## To do:
Pull each line containing "роста" out of the data and copy it.

(Excerpts from a figure dataset)
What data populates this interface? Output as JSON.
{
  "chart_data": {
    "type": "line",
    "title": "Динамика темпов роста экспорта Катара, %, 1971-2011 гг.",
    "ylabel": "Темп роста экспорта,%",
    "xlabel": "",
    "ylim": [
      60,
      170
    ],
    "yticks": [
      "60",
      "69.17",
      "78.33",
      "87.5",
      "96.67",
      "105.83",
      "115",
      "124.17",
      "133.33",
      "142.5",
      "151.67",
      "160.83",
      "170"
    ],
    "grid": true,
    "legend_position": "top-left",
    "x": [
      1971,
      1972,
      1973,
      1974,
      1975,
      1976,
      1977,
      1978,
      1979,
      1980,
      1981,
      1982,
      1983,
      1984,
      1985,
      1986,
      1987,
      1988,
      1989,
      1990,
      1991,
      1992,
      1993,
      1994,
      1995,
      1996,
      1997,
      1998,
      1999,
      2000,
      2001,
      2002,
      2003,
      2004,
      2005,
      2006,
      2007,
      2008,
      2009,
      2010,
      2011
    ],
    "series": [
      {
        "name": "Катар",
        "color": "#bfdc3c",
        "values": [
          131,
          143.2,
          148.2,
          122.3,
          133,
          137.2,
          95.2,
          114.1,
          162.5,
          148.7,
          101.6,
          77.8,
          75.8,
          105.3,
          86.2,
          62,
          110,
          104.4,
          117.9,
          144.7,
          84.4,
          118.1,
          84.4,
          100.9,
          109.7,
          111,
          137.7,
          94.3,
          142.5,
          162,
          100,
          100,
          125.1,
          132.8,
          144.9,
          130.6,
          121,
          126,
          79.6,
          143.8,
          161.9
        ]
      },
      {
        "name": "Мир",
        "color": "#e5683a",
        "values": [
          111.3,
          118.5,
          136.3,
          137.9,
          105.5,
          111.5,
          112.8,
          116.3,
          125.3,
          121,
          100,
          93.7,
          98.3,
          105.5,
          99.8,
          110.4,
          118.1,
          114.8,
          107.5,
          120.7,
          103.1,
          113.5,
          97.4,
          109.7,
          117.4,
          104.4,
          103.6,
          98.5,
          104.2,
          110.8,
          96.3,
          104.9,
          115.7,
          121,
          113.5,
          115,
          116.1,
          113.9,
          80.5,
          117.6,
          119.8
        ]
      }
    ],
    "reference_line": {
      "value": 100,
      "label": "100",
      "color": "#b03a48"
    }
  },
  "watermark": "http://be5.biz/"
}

## Task answer:
    "title": "Динамика темпов роста экспорта Катара, %, 1971-2011 гг.",
    "ylabel": "Темп роста экспорта,%",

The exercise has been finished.